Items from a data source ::
>> Start

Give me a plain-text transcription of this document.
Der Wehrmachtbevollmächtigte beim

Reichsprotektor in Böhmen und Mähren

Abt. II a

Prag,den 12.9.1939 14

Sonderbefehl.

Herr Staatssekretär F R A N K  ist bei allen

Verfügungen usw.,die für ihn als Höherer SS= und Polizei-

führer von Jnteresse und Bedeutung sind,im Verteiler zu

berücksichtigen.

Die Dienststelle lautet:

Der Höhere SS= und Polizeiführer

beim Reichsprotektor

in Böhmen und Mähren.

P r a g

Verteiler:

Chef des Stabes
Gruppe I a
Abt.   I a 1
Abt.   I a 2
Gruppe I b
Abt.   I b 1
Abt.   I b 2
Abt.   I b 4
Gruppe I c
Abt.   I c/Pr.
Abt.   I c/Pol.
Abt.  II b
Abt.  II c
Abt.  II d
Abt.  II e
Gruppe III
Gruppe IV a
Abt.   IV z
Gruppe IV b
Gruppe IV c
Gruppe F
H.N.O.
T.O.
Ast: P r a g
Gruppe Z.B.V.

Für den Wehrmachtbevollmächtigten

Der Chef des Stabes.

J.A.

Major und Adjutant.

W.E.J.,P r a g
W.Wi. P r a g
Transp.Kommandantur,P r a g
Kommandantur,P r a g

>> End

GOAL :: Print all of the entries again, exactly as written.

SOLUTION FOR THIS PROBLEM ::
Give me a plain-text transcription of this document.
Der Wehrmachtbevollmächtigte beim

Reichsprotektor in Böhmen und Mähren

Abt. II a

Prag,den 12.9.1939 14

Sonderbefehl.

Herr Staatssekretär F R A N K  ist bei allen

Verfügungen usw.,die für ihn als Höherer SS= und Polizei-

führer von Jnteresse und Bedeutung sind,im Verteiler zu

berücksichtigen.

Die Dienststelle lautet:

Der Höhere SS= und Polizeiführer

beim Reichsprotektor

in Böhmen und Mähren.

P r a g

Verteiler:

Chef des Stabes
Gruppe I a
Abt.   I a 1
Abt.   I a 2
Gruppe I b
Abt.   I b 1
Abt.   I b 2
Abt.   I b 4
Gruppe I c
Abt.   I c/Pr.
Abt.   I c/Pol.
Abt.  II b
Abt.  II c
Abt.  II d
Abt.  II e
Gruppe III
Gruppe IV a
Abt.   IV z
Gruppe IV b
Gruppe IV c
Gruppe F
H.N.O.
T.O.
Ast: P r a g
Gruppe Z.B.V.

Für den Wehrmachtbevollmächtigten

Der Chef des Stabes.

J.A.

Major und Adjutant.

W.E.J.,P r a g
W.Wi. P r a g
Transp.Kommandantur,P r a g
Kommandantur,P r a g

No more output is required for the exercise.